* _Required work_: From the listing below, select every line where the word "IGAE" appears.

Task input start

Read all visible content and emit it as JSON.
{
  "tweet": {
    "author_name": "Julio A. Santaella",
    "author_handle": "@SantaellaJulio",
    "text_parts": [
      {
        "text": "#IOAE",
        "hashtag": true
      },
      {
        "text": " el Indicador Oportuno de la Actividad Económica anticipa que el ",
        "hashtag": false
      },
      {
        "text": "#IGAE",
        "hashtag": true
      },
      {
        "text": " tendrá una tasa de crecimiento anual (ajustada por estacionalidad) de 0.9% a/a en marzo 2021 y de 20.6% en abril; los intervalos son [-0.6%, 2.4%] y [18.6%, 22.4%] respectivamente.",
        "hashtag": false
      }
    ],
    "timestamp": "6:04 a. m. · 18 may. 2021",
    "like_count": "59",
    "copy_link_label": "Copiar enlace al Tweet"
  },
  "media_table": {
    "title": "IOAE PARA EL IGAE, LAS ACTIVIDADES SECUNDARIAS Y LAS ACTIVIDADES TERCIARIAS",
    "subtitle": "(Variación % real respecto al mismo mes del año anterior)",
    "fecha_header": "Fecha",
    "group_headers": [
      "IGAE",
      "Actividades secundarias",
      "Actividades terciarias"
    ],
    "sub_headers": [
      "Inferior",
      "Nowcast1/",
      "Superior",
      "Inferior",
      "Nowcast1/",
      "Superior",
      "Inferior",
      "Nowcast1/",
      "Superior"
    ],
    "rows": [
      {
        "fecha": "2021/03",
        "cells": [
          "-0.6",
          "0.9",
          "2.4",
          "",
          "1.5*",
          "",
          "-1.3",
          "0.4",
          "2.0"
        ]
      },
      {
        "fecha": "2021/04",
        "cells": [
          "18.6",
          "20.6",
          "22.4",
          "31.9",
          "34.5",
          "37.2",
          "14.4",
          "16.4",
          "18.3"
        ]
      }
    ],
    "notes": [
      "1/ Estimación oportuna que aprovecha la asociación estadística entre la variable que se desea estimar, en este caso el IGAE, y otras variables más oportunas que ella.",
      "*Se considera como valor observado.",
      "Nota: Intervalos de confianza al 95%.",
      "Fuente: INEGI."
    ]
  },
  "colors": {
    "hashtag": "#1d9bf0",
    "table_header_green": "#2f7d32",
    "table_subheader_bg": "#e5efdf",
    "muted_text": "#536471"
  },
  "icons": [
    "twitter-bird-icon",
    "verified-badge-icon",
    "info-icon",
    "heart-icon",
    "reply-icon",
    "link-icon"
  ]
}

Task input end

* _Correct result_:
        "text": "#IGAE",
    "title": "IOAE PARA EL IGAE, LAS ACTIVIDADES SECUNDARIAS Y LAS ACTIVIDADES TERCIARIAS",
      "IGAE",
      "1/ Estimación oportuna que aprovecha la asociación estadística entre la variable que se desea estimar, en este caso el IGAE, y otras variables más oportunas que ella.",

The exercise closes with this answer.